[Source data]
————————

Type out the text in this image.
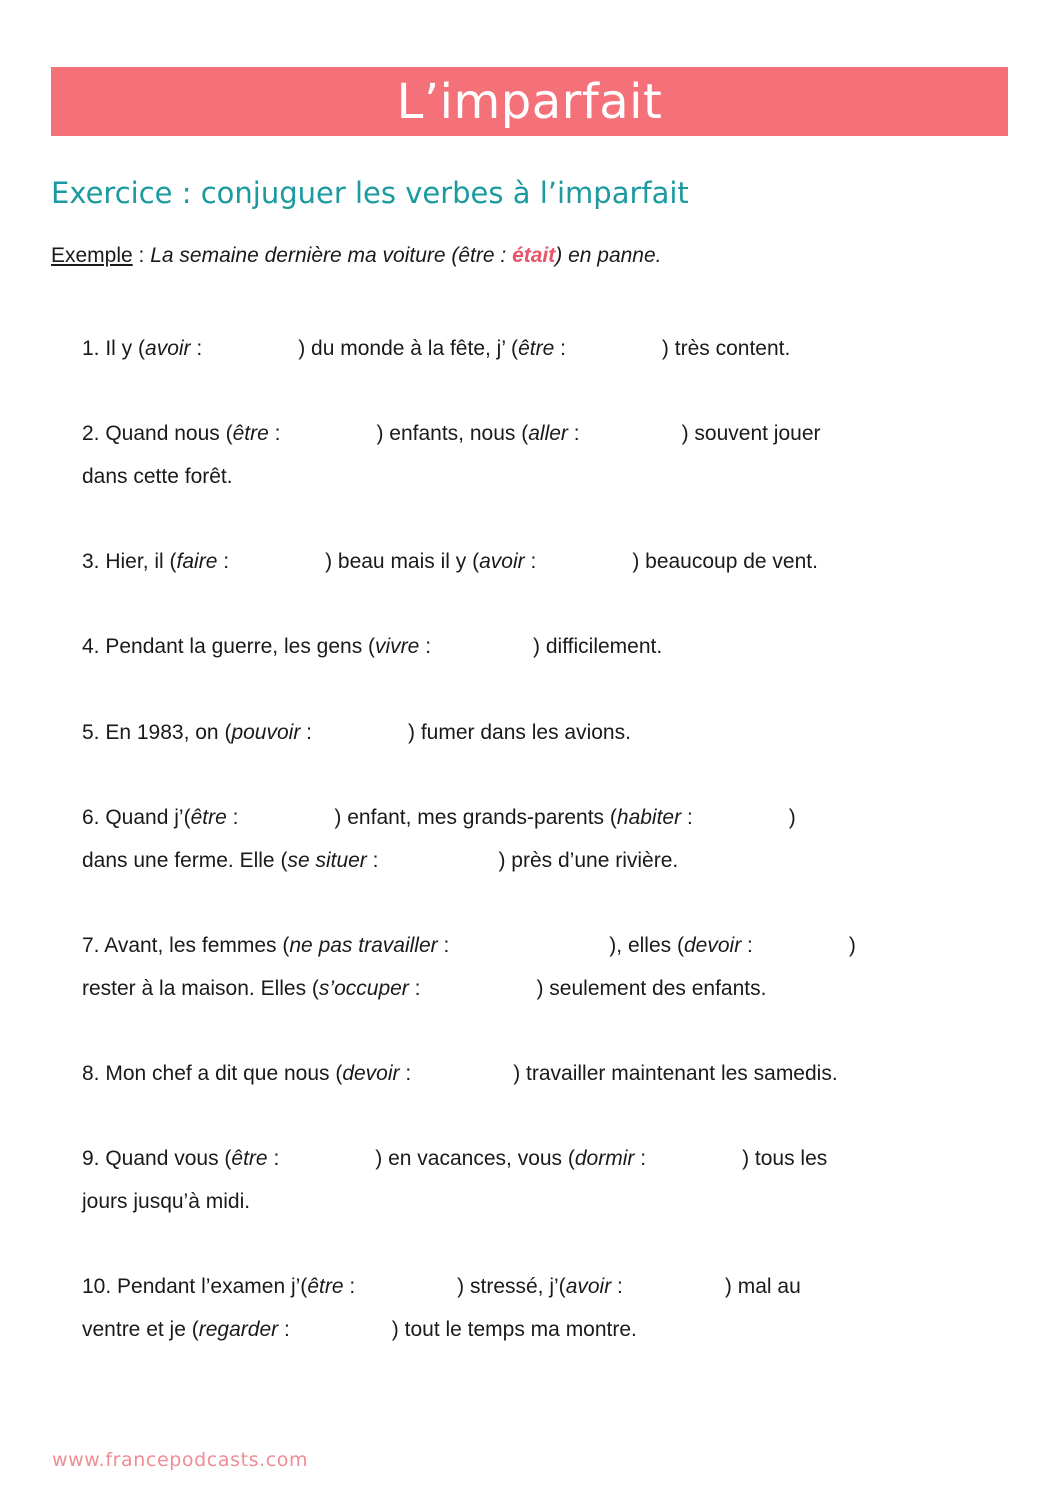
L’imparfait
Exercice : conjuguer les verbes à l’imparfait
Exemple : La semaine dernière ma voiture (être : était) en panne.
1. Il y (avoir :	) du monde à la fête, j’ (être :	) très content.
2. Quand nous (être :	) enfants, nous (aller :	) souvent jouer
dans cette forêt.
3. Hier, il (faire :	) beau mais il y (avoir :	) beaucoup de vent.
4. Pendant la guerre, les gens (vivre :	) difficilement.
5. En 1983, on (pouvoir :	) fumer dans les avions.
6. Quand j’(être :	) enfant, mes grands-parents (habiter :	)
dans une ferme. Elle (se situer :	) près d’une rivière.
7. Avant, les femmes (ne pas travailler :	), elles (devoir :	)
rester à la maison. Elles (s’occuper :	) seulement des enfants.
8. Mon chef a dit que nous (devoir :	) travailler maintenant les samedis.
9. Quand vous (être :	) en vacances, vous (dormir :	) tous les
jours jusqu’à midi.
10. Pendant l’examen j’(être :	) stressé, j’(avoir :	) mal au
ventre et je (regarder :	) tout le temps ma montre.
www.francepodcasts.com
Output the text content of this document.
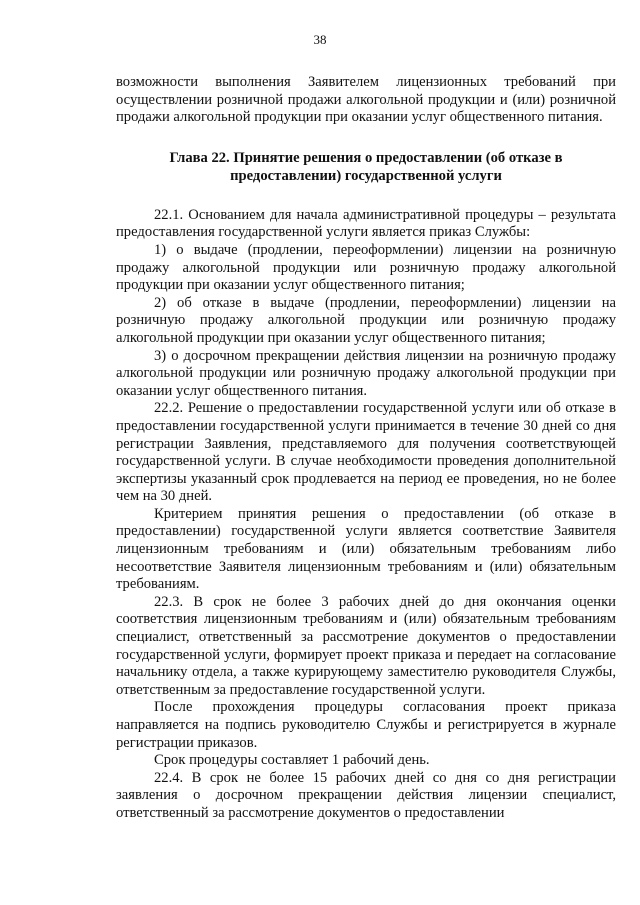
38

возможности выполнения Заявителем лицензионных требований при осуществлении розничной продажи алкогольной продукции и (или) розничной продажи алкогольной продукции при оказании услуг общественного питания.

Глава 22. Принятие решения о предоставлении (об отказе в
предоставлении) государственной услуги

22.1. Основанием для начала административной процедуры – результата предоставления государственной услуги является приказ Службы:

1) о выдаче (продлении, переоформлении) лицензии на розничную продажу алкогольной продукции или розничную продажу алкогольной продукции при оказании услуг общественного питания;

2) об отказе в выдаче (продлении, переоформлении) лицензии на розничную продажу алкогольной продукции или розничную продажу алкогольной продукции при оказании услуг общественного питания;

3) о досрочном прекращении действия лицензии на розничную продажу алкогольной продукции или розничную продажу алкогольной продукции при оказании услуг общественного питания.

22.2. Решение о предоставлении государственной услуги или об отказе в предоставлении государственной услуги принимается в течение 30 дней со дня регистрации Заявления, представляемого для получения соответствующей государственной услуги. В случае необходимости проведения дополнительной экспертизы указанный срок продлевается на период ее проведения, но не более чем на 30 дней.

Критерием принятия решения о предоставлении (об отказе в предоставлении) государственной услуги является соответствие Заявителя лицензионным требованиям и (или) обязательным требованиям либо несоответствие Заявителя лицензионным требованиям и (или) обязательным требованиям.

22.3. В срок не более 3 рабочих дней до дня окончания оценки соответствия лицензионным требованиям и (или) обязательным требованиям специалист, ответственный за рассмотрение документов о предоставлении государственной услуги, формирует проект приказа и передает на согласование начальнику отдела, а также курирующему заместителю руководителя Службы, ответственным за предоставление государственной услуги.

После прохождения процедуры согласования проект приказа направляется на подпись руководителю Службы и регистрируется в журнале регистрации приказов.

Срок процедуры составляет 1 рабочий день.

22.4. В срок не более 15 рабочих дней со дня со дня регистрации заявления о досрочном прекращении действия лицензии специалист, ответственный за рассмотрение документов о предоставлении
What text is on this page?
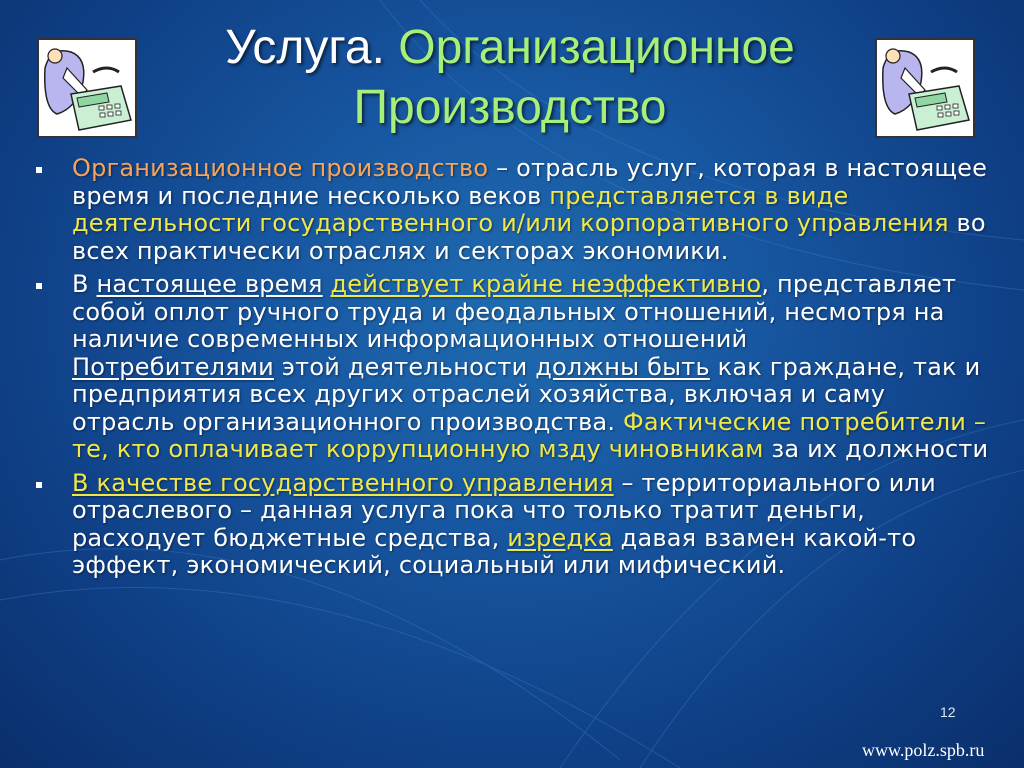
Услуга. Организационное
Производство
Организационное производство – отрасль услуг, которая в настоящее время и последние несколько веков представляется в виде деятельности государственного и/или корпоративного управления во всех практически отраслях и секторах экономики.
В настоящее время действует крайне неэффективно, представляет собой оплот ручного труда и феодальных отношений, несмотря на наличие современных информационных отношений
Потребителями этой деятельности должны быть как граждане, так и предприятия всех других отраслей хозяйства, включая и саму отрасль организационного производства. Фактические потребители – те, кто оплачивает коррупционную мзду чиновникам за их должности
В качестве государственного управления – территориального или отраслевого – данная услуга пока что только тратит деньги, расходует бюджетные средства, изредка давая взамен какой-то эффект, экономический, социальный или мифический.
12
www.polz.spb.ru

————————

Work to complete ::
Pictures stay out; retype only the lines from the line containing "What text is on this page?" through the end of the listing, inclusive, exactly as they appear.

Written reply ::
What text is on this page?
Услуга. Организационное
Производство
Организационное производство – отрасль услуг, которая в настоящее время и последние несколько веков представляется в виде деятельности государственного и/или корпоративного управления во всех практически отраслях и секторах экономики.
В настоящее время действует крайне неэффективно, представляет собой оплот ручного труда и феодальных отношений, несмотря на наличие современных информационных отношений
Потребителями этой деятельности должны быть как граждане, так и предприятия всех других отраслей хозяйства, включая и саму отрасль организационного производства. Фактические потребители – те, кто оплачивает коррупционную мзду чиновникам за их должности
В качестве государственного управления – территориального или отраслевого – данная услуга пока что только тратит деньги, расходует бюджетные средства, изредка давая взамен какой-то эффект, экономический, социальный или мифический.
12
www.polz.spb.ru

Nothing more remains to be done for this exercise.